(Data listing)
▬▬▬▬▬▬▬▬▬▬

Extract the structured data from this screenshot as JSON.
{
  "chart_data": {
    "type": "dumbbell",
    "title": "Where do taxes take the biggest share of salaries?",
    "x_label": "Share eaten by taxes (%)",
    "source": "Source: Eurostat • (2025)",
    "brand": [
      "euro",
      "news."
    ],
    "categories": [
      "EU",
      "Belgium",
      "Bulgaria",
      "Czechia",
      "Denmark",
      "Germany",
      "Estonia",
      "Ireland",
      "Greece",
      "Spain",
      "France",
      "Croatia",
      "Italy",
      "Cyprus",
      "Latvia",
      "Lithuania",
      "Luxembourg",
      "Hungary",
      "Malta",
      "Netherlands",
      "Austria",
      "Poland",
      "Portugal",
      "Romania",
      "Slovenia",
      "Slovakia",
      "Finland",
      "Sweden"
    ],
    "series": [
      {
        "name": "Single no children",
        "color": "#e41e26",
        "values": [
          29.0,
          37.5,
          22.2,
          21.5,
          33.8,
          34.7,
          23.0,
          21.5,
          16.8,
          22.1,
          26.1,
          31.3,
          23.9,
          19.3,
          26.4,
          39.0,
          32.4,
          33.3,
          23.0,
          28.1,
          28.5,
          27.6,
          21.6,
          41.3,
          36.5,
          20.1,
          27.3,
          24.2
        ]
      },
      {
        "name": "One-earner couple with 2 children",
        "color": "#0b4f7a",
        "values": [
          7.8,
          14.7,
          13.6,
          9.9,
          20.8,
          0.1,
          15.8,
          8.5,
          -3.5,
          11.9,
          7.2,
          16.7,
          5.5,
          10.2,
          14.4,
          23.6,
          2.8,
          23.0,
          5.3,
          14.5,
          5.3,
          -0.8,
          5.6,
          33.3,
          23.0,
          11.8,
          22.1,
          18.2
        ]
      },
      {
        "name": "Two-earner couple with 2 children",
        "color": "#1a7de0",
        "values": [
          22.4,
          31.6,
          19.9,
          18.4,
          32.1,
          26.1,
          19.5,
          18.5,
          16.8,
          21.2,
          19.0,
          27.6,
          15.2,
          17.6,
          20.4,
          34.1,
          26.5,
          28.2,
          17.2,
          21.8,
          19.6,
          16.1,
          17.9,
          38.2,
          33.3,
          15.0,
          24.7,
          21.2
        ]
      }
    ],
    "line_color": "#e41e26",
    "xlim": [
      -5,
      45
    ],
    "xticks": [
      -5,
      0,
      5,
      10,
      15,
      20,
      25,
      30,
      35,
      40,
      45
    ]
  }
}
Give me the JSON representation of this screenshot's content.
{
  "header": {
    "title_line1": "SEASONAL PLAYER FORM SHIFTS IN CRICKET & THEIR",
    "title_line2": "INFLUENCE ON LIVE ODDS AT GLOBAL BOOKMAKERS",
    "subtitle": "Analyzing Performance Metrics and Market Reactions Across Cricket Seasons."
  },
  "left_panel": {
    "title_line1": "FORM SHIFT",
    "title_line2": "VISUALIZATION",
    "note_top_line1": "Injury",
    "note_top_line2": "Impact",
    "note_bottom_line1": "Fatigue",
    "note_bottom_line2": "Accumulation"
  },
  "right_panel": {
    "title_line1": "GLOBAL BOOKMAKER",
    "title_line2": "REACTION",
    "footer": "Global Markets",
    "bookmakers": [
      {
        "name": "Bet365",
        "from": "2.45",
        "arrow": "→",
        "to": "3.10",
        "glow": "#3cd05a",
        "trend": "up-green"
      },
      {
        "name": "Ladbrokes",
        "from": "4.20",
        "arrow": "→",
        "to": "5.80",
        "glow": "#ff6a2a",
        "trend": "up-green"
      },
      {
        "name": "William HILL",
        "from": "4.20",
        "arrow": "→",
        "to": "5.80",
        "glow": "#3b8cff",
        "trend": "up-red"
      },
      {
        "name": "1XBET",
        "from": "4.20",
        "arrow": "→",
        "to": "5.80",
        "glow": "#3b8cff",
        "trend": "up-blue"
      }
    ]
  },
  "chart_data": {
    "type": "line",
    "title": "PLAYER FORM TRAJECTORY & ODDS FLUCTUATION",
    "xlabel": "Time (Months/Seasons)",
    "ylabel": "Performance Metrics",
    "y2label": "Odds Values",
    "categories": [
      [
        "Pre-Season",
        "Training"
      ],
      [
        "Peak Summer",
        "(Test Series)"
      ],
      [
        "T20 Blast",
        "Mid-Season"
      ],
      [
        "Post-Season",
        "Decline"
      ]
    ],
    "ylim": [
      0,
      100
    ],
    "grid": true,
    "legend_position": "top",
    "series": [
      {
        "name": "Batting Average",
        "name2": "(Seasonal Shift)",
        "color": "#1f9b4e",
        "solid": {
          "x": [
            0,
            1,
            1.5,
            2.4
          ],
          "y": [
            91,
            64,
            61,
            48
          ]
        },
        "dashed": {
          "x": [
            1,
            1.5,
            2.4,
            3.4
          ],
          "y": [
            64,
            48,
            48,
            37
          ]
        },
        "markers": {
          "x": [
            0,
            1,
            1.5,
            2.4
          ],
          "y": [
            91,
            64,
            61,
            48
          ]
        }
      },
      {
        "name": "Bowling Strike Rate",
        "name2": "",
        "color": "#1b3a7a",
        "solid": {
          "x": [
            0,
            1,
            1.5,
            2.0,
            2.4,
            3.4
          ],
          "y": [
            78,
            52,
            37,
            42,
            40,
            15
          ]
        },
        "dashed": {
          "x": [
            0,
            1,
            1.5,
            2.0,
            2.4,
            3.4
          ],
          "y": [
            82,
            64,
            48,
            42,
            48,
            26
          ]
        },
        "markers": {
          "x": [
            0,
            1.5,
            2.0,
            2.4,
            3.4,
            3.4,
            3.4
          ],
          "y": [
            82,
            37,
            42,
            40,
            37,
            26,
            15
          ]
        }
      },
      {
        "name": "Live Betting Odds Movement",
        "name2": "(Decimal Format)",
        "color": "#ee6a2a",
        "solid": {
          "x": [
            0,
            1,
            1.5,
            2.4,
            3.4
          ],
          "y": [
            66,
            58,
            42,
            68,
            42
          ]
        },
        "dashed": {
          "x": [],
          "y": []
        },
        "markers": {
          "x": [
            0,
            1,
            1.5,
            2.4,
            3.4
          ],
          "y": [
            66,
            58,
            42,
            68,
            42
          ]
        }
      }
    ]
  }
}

▬▬▬▬▬▬▬▬▬▬

▸ GIVEN REQUEST:
Provide an exact reproduction of all the entries shown above.

▸ THE RESULT:
Extract the structured data from this screenshot as JSON.
{
  "chart_data": {
    "type": "dumbbell",
    "title": "Where do taxes take the biggest share of salaries?",
    "x_label": "Share eaten by taxes (%)",
    "source": "Source: Eurostat • (2025)",
    "brand": [
      "euro",
      "news."
    ],
    "categories": [
      "EU",
      "Belgium",
      "Bulgaria",
      "Czechia",
      "Denmark",
      "Germany",
      "Estonia",
      "Ireland",
      "Greece",
      "Spain",
      "France",
      "Croatia",
      "Italy",
      "Cyprus",
      "Latvia",
      "Lithuania",
      "Luxembourg",
      "Hungary",
      "Malta",
      "Netherlands",
      "Austria",
      "Poland",
      "Portugal",
      "Romania",
      "Slovenia",
      "Slovakia",
      "Finland",
      "Sweden"
    ],
    "series": [
      {
        "name": "Single no children",
        "color": "#e41e26",
        "values": [
          29.0,
          37.5,
          22.2,
          21.5,
          33.8,
          34.7,
          23.0,
          21.5,
          16.8,
          22.1,
          26.1,
          31.3,
          23.9,
          19.3,
          26.4,
          39.0,
          32.4,
          33.3,
          23.0,
          28.1,
          28.5,
          27.6,
          21.6,
          41.3,
          36.5,
          20.1,
          27.3,
          24.2
        ]
      },
      {
        "name": "One-earner couple with 2 children",
        "color": "#0b4f7a",
        "values": [
          7.8,
          14.7,
          13.6,
          9.9,
          20.8,
          0.1,
          15.8,
          8.5,
          -3.5,
          11.9,
          7.2,
          16.7,
          5.5,
          10.2,
          14.4,
          23.6,
          2.8,
          23.0,
          5.3,
          14.5,
          5.3,
          -0.8,
          5.6,
          33.3,
          23.0,
          11.8,
          22.1,
          18.2
        ]
      },
      {
        "name": "Two-earner couple with 2 children",
        "color": "#1a7de0",
        "values": [
          22.4,
          31.6,
          19.9,
          18.4,
          32.1,
          26.1,
          19.5,
          18.5,
          16.8,
          21.2,
          19.0,
          27.6,
          15.2,
          17.6,
          20.4,
          34.1,
          26.5,
          28.2,
          17.2,
          21.8,
          19.6,
          16.1,
          17.9,
          38.2,
          33.3,
          15.0,
          24.7,
          21.2
        ]
      }
    ],
    "line_color": "#e41e26",
    "xlim": [
      -5,
      45
    ],
    "xticks": [
      -5,
      0,
      5,
      10,
      15,
      20,
      25,
      30,
      35,
      40,
      45
    ]
  }
}
Give me the JSON representation of this screenshot's content.
{
  "header": {
    "title_line1": "SEASONAL PLAYER FORM SHIFTS IN CRICKET & THEIR",
    "title_line2": "INFLUENCE ON LIVE ODDS AT GLOBAL BOOKMAKERS",
    "subtitle": "Analyzing Performance Metrics and Market Reactions Across Cricket Seasons."
  },
  "left_panel": {
    "title_line1": "FORM SHIFT",
    "title_line2": "VISUALIZATION",
    "note_top_line1": "Injury",
    "note_top_line2": "Impact",
    "note_bottom_line1": "Fatigue",
    "note_bottom_line2": "Accumulation"
  },
  "right_panel": {
    "title_line1": "GLOBAL BOOKMAKER",
    "title_line2": "REACTION",
    "footer": "Global Markets",
    "bookmakers": [
      {
        "name": "Bet365",
        "from": "2.45",
        "arrow": "→",
        "to": "3.10",
        "glow": "#3cd05a",
        "trend": "up-green"
      },
      {
        "name": "Ladbrokes",
        "from": "4.20",
        "arrow": "→",
        "to": "5.80",
        "glow": "#ff6a2a",
        "trend": "up-green"
      },
      {
        "name": "William HILL",
        "from": "4.20",
        "arrow": "→",
        "to": "5.80",
        "glow": "#3b8cff",
        "trend": "up-red"
      },
      {
        "name": "1XBET",
        "from": "4.20",
        "arrow": "→",
        "to": "5.80",
        "glow": "#3b8cff",
        "trend": "up-blue"
      }
    ]
  },
  "chart_data": {
    "type": "line",
    "title": "PLAYER FORM TRAJECTORY & ODDS FLUCTUATION",
    "xlabel": "Time (Months/Seasons)",
    "ylabel": "Performance Metrics",
    "y2label": "Odds Values",
    "categories": [
      [
        "Pre-Season",
        "Training"
      ],
      [
        "Peak Summer",
        "(Test Series)"
      ],
      [
        "T20 Blast",
        "Mid-Season"
      ],
      [
        "Post-Season",
        "Decline"
      ]
    ],
    "ylim": [
      0,
      100
    ],
    "grid": true,
    "legend_position": "top",
    "series": [
      {
        "name": "Batting Average",
        "name2": "(Seasonal Shift)",
        "color": "#1f9b4e",
        "solid": {
          "x": [
            0,
            1,
            1.5,
            2.4
          ],
          "y": [
            91,
            64,
            61,
            48
          ]
        },
        "dashed": {
          "x": [
            1,
            1.5,
            2.4,
            3.4
          ],
          "y": [
            64,
            48,
            48,
            37
          ]
        },
        "markers": {
          "x": [
            0,
            1,
            1.5,
            2.4
          ],
          "y": [
            91,
            64,
            61,
            48
          ]
        }
      },
      {
        "name": "Bowling Strike Rate",
        "name2": "",
        "color": "#1b3a7a",
        "solid": {
          "x": [
            0,
            1,
            1.5,
            2.0,
            2.4,
            3.4
          ],
          "y": [
            78,
            52,
            37,
            42,
            40,
            15
          ]
        },
        "dashed": {
          "x": [
            0,
            1,
            1.5,
            2.0,
            2.4,
            3.4
          ],
          "y": [
            82,
            64,
            48,
            42,
            48,
            26
          ]
        },
        "markers": {
          "x": [
            0,
            1.5,
            2.0,
            2.4,
            3.4,
            3.4,
            3.4
          ],
          "y": [
            82,
            37,
            42,
            40,
            37,
            26,
            15
          ]
        }
      },
      {
        "name": "Live Betting Odds Movement",
        "name2": "(Decimal Format)",
        "color": "#ee6a2a",
        "solid": {
          "x": [
            0,
            1,
            1.5,
            2.4,
            3.4
          ],
          "y": [
            66,
            58,
            42,
            68,
            42
          ]
        },
        "dashed": {
          "x": [],
          "y": []
        },
        "markers": {
          "x": [
            0,
            1,
            1.5,
            2.4,
            3.4
          ],
          "y": [
            66,
            58,
            42,
            68,
            42
          ]
        }
      }
    ]
  }
}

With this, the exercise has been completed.